● OBJECTIVE: Copy out all lines where "Claim" appears.
** start INFORMATION SHOWN **
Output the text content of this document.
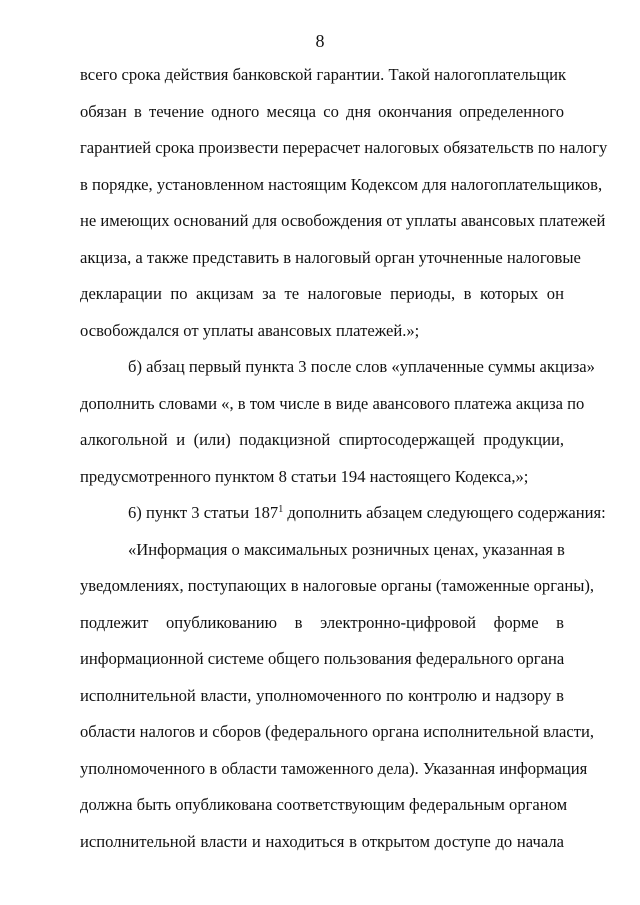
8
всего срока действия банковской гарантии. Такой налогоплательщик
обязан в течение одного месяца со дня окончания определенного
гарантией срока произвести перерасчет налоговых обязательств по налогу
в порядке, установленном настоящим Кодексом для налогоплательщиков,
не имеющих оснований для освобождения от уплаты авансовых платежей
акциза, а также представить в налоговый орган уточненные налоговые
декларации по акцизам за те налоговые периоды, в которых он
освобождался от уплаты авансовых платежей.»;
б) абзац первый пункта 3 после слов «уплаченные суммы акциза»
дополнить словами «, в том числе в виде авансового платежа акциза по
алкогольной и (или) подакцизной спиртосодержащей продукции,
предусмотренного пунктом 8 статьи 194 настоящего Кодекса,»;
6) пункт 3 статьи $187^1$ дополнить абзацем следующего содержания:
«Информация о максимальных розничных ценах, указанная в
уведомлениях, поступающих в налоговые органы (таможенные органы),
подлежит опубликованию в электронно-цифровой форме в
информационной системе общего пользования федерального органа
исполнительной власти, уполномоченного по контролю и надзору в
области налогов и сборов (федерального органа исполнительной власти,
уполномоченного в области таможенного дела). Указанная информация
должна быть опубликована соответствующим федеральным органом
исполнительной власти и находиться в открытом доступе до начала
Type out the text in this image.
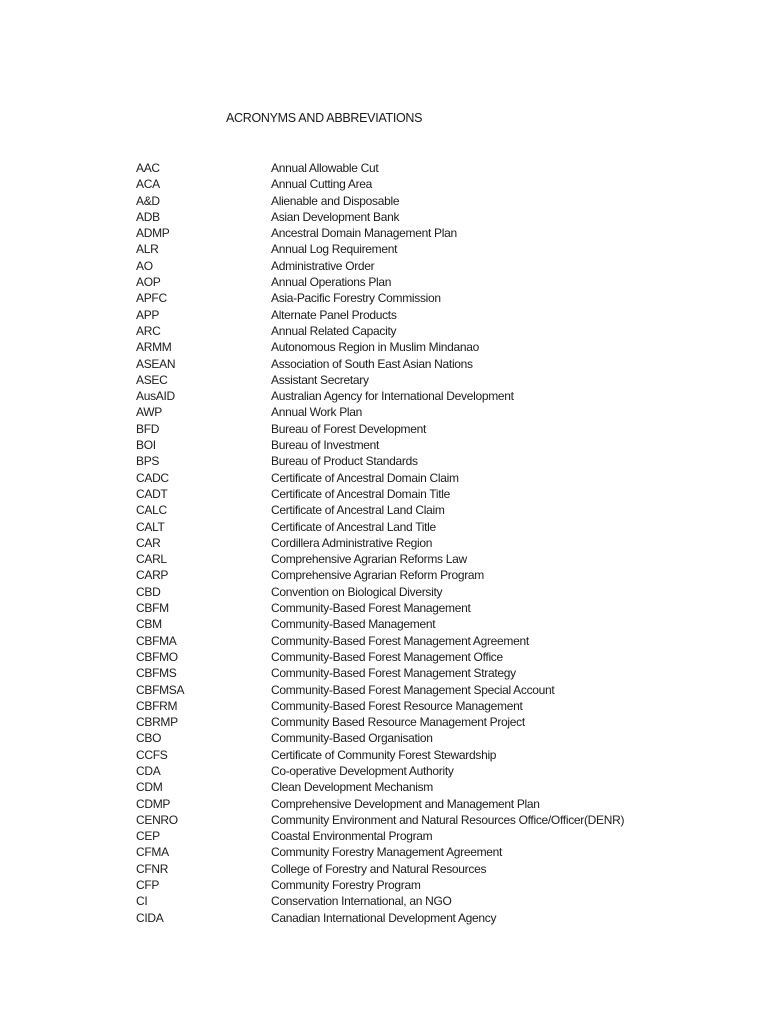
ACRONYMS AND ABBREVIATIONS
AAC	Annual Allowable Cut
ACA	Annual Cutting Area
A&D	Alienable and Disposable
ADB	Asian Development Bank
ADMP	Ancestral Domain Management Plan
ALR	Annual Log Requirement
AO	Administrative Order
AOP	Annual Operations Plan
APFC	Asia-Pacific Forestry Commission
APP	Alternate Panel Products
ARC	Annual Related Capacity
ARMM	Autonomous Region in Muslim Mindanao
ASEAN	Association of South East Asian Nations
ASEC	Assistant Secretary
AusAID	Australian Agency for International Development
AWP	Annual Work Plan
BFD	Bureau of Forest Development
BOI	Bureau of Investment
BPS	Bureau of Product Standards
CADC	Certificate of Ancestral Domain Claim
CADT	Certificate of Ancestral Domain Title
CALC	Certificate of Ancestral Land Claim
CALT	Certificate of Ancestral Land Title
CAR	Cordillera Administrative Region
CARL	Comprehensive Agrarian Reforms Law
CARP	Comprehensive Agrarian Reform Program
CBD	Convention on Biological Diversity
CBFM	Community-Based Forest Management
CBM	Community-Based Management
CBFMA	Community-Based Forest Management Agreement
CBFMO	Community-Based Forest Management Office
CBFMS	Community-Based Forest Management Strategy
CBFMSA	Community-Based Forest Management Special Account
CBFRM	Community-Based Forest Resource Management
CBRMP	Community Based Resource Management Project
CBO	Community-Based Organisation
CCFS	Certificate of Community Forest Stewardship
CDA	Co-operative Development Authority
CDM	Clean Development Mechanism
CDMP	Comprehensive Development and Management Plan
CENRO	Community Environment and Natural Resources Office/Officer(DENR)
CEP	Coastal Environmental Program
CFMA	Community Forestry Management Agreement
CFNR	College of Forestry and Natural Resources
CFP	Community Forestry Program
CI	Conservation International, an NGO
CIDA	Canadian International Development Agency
** end INFORMATION SHOWN **
● OUTPUT OF THE TASK:
CADC	Certificate of Ancestral Domain Claim
CALC	Certificate of Ancestral Land Claim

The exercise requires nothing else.